> _What you have to do_: Using the entries that follow, collect the lines where the word "Signal" appears.

> _Input rows_:
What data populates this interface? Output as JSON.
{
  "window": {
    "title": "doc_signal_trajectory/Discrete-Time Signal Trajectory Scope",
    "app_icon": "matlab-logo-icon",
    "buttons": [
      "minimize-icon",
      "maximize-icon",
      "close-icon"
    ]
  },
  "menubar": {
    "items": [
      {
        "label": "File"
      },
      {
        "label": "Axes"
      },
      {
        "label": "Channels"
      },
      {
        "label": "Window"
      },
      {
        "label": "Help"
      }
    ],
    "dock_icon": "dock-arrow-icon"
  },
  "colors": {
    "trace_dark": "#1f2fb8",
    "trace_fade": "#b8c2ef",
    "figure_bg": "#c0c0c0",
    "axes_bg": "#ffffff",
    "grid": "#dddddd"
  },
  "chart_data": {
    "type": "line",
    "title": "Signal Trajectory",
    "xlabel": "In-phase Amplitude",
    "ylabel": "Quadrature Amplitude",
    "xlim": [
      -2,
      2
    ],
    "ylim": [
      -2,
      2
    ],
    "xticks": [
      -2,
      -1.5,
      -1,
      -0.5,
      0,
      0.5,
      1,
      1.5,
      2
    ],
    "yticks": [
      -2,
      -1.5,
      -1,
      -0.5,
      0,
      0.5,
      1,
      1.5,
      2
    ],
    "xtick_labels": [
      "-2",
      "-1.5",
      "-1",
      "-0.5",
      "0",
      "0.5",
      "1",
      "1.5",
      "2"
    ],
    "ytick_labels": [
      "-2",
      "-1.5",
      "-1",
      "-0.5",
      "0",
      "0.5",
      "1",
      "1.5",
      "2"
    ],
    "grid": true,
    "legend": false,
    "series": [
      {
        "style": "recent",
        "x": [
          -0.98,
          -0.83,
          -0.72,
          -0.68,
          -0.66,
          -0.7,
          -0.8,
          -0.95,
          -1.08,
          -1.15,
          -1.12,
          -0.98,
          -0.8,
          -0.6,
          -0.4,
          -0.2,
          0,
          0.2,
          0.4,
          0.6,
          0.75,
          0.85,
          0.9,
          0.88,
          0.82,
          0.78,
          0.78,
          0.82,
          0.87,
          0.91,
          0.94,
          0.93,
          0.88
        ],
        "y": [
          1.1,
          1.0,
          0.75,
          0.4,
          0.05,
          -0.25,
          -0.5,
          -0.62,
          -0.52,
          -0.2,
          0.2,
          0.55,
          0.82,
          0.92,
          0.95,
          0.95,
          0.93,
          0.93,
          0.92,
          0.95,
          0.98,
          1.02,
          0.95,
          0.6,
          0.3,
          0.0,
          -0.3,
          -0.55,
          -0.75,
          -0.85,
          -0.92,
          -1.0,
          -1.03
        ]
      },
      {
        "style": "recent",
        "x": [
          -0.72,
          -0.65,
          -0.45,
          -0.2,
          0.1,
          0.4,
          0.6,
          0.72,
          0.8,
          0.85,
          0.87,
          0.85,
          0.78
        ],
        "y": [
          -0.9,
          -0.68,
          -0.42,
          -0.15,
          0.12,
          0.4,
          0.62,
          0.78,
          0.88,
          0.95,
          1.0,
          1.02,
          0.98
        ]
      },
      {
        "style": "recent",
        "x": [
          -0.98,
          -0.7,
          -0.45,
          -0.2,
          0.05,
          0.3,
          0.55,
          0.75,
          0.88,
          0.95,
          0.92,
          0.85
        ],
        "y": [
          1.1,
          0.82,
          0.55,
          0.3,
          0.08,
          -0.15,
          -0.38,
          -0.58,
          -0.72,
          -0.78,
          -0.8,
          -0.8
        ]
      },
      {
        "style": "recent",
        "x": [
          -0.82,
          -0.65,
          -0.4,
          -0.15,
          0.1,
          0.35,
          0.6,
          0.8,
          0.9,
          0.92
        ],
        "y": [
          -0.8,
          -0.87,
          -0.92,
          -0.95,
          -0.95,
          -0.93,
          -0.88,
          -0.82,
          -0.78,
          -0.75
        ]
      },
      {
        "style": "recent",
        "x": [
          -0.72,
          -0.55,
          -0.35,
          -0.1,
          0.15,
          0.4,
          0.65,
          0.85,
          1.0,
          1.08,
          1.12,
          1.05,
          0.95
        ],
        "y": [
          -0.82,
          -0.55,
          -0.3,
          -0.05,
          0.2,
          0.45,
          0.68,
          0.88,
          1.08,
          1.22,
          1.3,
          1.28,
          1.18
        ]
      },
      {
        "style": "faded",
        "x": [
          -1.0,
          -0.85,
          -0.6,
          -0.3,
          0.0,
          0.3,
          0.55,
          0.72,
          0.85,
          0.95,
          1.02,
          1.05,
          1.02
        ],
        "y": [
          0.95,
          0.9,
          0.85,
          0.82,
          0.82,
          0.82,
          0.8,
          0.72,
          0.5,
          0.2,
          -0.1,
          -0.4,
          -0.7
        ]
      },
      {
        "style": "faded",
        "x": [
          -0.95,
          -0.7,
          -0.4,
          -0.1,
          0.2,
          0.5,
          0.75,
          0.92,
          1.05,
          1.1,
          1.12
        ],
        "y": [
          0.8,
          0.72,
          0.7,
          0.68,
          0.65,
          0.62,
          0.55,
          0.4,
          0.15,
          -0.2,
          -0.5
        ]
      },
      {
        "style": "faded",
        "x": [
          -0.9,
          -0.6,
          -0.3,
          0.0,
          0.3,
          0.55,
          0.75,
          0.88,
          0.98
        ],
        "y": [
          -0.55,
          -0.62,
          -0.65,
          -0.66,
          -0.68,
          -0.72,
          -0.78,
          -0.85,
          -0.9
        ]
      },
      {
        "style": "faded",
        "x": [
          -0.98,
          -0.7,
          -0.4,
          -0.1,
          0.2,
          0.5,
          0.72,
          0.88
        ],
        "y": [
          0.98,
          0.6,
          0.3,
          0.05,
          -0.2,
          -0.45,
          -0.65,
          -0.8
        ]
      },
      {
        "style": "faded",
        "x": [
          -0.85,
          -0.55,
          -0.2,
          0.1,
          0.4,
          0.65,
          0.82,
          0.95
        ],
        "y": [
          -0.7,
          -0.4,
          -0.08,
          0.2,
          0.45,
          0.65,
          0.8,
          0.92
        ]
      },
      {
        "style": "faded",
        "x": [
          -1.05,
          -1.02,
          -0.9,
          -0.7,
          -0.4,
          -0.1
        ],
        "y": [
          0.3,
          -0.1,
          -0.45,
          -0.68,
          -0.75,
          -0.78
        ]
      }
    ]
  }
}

> _Answer for the task_:
    "title": "doc_signal_trajectory/Discrete-Time Signal Trajectory Scope",
    "title": "Signal Trajectory",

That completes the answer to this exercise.